#### Given exercise:
Copy every line of the listing exactly.

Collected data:
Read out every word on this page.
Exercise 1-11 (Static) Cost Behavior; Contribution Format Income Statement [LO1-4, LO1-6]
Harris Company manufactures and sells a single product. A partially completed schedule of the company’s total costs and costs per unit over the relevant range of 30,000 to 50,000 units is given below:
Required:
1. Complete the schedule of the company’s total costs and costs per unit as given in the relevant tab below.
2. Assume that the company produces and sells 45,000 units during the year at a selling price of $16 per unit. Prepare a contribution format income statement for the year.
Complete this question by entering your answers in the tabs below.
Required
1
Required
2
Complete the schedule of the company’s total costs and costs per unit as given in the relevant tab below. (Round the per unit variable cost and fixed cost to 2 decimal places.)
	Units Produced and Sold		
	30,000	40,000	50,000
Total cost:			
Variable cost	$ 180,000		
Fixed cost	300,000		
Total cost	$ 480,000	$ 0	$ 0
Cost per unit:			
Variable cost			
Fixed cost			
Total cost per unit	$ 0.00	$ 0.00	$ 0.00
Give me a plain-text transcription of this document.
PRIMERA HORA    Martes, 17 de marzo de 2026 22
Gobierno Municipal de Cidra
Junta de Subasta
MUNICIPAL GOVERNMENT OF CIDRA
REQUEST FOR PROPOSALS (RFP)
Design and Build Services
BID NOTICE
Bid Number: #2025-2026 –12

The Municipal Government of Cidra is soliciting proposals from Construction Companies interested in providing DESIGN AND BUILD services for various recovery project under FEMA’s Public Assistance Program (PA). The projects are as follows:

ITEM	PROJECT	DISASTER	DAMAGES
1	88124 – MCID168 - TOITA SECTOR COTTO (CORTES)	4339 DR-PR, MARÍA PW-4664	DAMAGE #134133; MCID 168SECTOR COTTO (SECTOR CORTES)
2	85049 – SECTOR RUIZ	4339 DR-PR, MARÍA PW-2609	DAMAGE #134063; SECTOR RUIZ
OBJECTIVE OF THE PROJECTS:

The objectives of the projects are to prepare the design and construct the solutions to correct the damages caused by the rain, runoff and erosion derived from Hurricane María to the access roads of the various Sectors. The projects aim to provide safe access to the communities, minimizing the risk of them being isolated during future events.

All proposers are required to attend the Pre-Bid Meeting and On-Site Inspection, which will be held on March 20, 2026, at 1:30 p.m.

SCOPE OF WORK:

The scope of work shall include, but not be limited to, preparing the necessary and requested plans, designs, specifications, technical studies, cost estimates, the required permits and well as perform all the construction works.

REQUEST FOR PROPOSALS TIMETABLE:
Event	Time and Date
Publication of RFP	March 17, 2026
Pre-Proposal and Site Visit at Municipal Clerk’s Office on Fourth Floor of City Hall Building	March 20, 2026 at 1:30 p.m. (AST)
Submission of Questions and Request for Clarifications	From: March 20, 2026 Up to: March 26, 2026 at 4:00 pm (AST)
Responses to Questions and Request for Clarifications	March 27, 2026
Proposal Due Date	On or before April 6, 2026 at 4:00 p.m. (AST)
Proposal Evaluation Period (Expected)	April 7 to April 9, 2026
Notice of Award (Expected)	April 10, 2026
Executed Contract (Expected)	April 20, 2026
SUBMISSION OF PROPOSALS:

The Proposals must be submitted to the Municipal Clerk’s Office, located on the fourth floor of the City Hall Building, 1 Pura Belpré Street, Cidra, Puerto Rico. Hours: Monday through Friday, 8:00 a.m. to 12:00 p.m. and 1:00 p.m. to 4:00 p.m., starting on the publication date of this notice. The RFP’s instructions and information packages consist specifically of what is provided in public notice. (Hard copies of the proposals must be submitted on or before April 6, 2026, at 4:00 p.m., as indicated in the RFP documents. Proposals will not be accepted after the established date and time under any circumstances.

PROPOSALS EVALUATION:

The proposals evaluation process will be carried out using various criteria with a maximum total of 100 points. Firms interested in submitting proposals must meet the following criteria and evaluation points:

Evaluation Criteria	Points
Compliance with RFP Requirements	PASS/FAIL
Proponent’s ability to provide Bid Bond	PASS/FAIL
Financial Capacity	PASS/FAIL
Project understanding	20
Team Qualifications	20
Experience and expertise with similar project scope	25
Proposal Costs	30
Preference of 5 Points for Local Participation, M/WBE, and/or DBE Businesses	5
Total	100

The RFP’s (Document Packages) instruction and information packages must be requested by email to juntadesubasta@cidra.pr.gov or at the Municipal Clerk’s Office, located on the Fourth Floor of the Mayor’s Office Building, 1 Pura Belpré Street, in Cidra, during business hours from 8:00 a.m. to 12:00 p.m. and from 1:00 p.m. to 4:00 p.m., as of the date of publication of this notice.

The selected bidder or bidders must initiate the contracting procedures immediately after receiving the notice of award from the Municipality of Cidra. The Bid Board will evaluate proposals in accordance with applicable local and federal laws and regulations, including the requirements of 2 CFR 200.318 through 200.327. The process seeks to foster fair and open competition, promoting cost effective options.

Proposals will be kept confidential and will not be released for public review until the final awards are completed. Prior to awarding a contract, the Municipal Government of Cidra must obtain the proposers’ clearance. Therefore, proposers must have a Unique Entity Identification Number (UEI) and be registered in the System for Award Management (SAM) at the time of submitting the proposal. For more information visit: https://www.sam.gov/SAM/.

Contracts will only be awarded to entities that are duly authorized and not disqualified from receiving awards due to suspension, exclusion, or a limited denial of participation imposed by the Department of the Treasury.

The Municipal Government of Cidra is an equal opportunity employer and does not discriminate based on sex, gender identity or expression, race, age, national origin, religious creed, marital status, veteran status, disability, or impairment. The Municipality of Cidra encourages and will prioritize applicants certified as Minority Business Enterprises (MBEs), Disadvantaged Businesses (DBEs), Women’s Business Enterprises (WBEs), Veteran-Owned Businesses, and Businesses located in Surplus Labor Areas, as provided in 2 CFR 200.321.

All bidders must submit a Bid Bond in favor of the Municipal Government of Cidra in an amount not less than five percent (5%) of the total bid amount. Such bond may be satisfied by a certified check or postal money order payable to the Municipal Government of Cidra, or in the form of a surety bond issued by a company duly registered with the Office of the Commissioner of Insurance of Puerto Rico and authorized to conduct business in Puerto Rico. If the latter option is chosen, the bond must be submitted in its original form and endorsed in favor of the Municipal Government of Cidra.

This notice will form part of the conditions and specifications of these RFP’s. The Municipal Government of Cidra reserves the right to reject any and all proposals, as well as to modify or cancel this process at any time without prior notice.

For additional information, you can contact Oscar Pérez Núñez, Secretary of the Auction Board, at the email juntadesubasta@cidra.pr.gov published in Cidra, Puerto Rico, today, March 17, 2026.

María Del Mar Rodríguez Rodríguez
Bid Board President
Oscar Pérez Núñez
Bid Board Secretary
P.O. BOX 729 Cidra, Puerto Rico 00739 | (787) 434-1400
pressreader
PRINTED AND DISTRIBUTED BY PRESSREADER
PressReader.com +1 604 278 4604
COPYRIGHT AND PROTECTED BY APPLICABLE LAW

#### Full answer:
Read out every word on this page.
Exercise 1-11 (Static) Cost Behavior; Contribution Format Income Statement [LO1-4, LO1-6]
Harris Company manufactures and sells a single product. A partially completed schedule of the company’s total costs and costs per unit over the relevant range of 30,000 to 50,000 units is given below:
Required:
1. Complete the schedule of the company’s total costs and costs per unit as given in the relevant tab below.
2. Assume that the company produces and sells 45,000 units during the year at a selling price of $16 per unit. Prepare a contribution format income statement for the year.
Complete this question by entering your answers in the tabs below.
Required
1
Required
2
Complete the schedule of the company’s total costs and costs per unit as given in the relevant tab below. (Round the per unit variable cost and fixed cost to 2 decimal places.)
	Units Produced and Sold		
	30,000	40,000	50,000
Total cost:			
Variable cost	$ 180,000		
Fixed cost	300,000		
Total cost	$ 480,000	$ 0	$ 0
Cost per unit:			
Variable cost			
Fixed cost			
Total cost per unit	$ 0.00	$ 0.00	$ 0.00
Give me a plain-text transcription of this document.
PRIMERA HORA    Martes, 17 de marzo de 2026 22
Gobierno Municipal de Cidra
Junta de Subasta
MUNICIPAL GOVERNMENT OF CIDRA
REQUEST FOR PROPOSALS (RFP)
Design and Build Services
BID NOTICE
Bid Number: #2025-2026 –12

The Municipal Government of Cidra is soliciting proposals from Construction Companies interested in providing DESIGN AND BUILD services for various recovery project under FEMA’s Public Assistance Program (PA). The projects are as follows:

ITEM	PROJECT	DISASTER	DAMAGES
1	88124 – MCID168 - TOITA SECTOR COTTO (CORTES)	4339 DR-PR, MARÍA PW-4664	DAMAGE #134133; MCID 168SECTOR COTTO (SECTOR CORTES)
2	85049 – SECTOR RUIZ	4339 DR-PR, MARÍA PW-2609	DAMAGE #134063; SECTOR RUIZ
OBJECTIVE OF THE PROJECTS:

The objectives of the projects are to prepare the design and construct the solutions to correct the damages caused by the rain, runoff and erosion derived from Hurricane María to the access roads of the various Sectors. The projects aim to provide safe access to the communities, minimizing the risk of them being isolated during future events.

All proposers are required to attend the Pre-Bid Meeting and On-Site Inspection, which will be held on March 20, 2026, at 1:30 p.m.

SCOPE OF WORK:

The scope of work shall include, but not be limited to, preparing the necessary and requested plans, designs, specifications, technical studies, cost estimates, the required permits and well as perform all the construction works.

REQUEST FOR PROPOSALS TIMETABLE:
Event	Time and Date
Publication of RFP	March 17, 2026
Pre-Proposal and Site Visit at Municipal Clerk’s Office on Fourth Floor of City Hall Building	March 20, 2026 at 1:30 p.m. (AST)
Submission of Questions and Request for Clarifications	From: March 20, 2026 Up to: March 26, 2026 at 4:00 pm (AST)
Responses to Questions and Request for Clarifications	March 27, 2026
Proposal Due Date	On or before April 6, 2026 at 4:00 p.m. (AST)
Proposal Evaluation Period (Expected)	April 7 to April 9, 2026
Notice of Award (Expected)	April 10, 2026
Executed Contract (Expected)	April 20, 2026
SUBMISSION OF PROPOSALS:

The Proposals must be submitted to the Municipal Clerk’s Office, located on the fourth floor of the City Hall Building, 1 Pura Belpré Street, Cidra, Puerto Rico. Hours: Monday through Friday, 8:00 a.m. to 12:00 p.m. and 1:00 p.m. to 4:00 p.m., starting on the publication date of this notice. The RFP’s instructions and information packages consist specifically of what is provided in public notice. (Hard copies of the proposals must be submitted on or before April 6, 2026, at 4:00 p.m., as indicated in the RFP documents. Proposals will not be accepted after the established date and time under any circumstances.

PROPOSALS EVALUATION:

The proposals evaluation process will be carried out using various criteria with a maximum total of 100 points. Firms interested in submitting proposals must meet the following criteria and evaluation points:

Evaluation Criteria	Points
Compliance with RFP Requirements	PASS/FAIL
Proponent’s ability to provide Bid Bond	PASS/FAIL
Financial Capacity	PASS/FAIL
Project understanding	20
Team Qualifications	20
Experience and expertise with similar project scope	25
Proposal Costs	30
Preference of 5 Points for Local Participation, M/WBE, and/or DBE Businesses	5
Total	100

The RFP’s (Document Packages) instruction and information packages must be requested by email to juntadesubasta@cidra.pr.gov or at the Municipal Clerk’s Office, located on the Fourth Floor of the Mayor’s Office Building, 1 Pura Belpré Street, in Cidra, during business hours from 8:00 a.m. to 12:00 p.m. and from 1:00 p.m. to 4:00 p.m., as of the date of publication of this notice.

The selected bidder or bidders must initiate the contracting procedures immediately after receiving the notice of award from the Municipality of Cidra. The Bid Board will evaluate proposals in accordance with applicable local and federal laws and regulations, including the requirements of 2 CFR 200.318 through 200.327. The process seeks to foster fair and open competition, promoting cost effective options.

Proposals will be kept confidential and will not be released for public review until the final awards are completed. Prior to awarding a contract, the Municipal Government of Cidra must obtain the proposers’ clearance. Therefore, proposers must have a Unique Entity Identification Number (UEI) and be registered in the System for Award Management (SAM) at the time of submitting the proposal. For more information visit: https://www.sam.gov/SAM/.

Contracts will only be awarded to entities that are duly authorized and not disqualified from receiving awards due to suspension, exclusion, or a limited denial of participation imposed by the Department of the Treasury.

The Municipal Government of Cidra is an equal opportunity employer and does not discriminate based on sex, gender identity or expression, race, age, national origin, religious creed, marital status, veteran status, disability, or impairment. The Municipality of Cidra encourages and will prioritize applicants certified as Minority Business Enterprises (MBEs), Disadvantaged Businesses (DBEs), Women’s Business Enterprises (WBEs), Veteran-Owned Businesses, and Businesses located in Surplus Labor Areas, as provided in 2 CFR 200.321.

All bidders must submit a Bid Bond in favor of the Municipal Government of Cidra in an amount not less than five percent (5%) of the total bid amount. Such bond may be satisfied by a certified check or postal money order payable to the Municipal Government of Cidra, or in the form of a surety bond issued by a company duly registered with the Office of the Commissioner of Insurance of Puerto Rico and authorized to conduct business in Puerto Rico. If the latter option is chosen, the bond must be submitted in its original form and endorsed in favor of the Municipal Government of Cidra.

This notice will form part of the conditions and specifications of these RFP’s. The Municipal Government of Cidra reserves the right to reject any and all proposals, as well as to modify or cancel this process at any time without prior notice.

For additional information, you can contact Oscar Pérez Núñez, Secretary of the Auction Board, at the email juntadesubasta@cidra.pr.gov published in Cidra, Puerto Rico, today, March 17, 2026.

María Del Mar Rodríguez Rodríguez
Bid Board President
Oscar Pérez Núñez
Bid Board Secretary
P.O. BOX 729 Cidra, Puerto Rico 00739 | (787) 434-1400
pressreader
PRINTED AND DISTRIBUTED BY PRESSREADER
PressReader.com +1 604 278 4604
COPYRIGHT AND PROTECTED BY APPLICABLE LAW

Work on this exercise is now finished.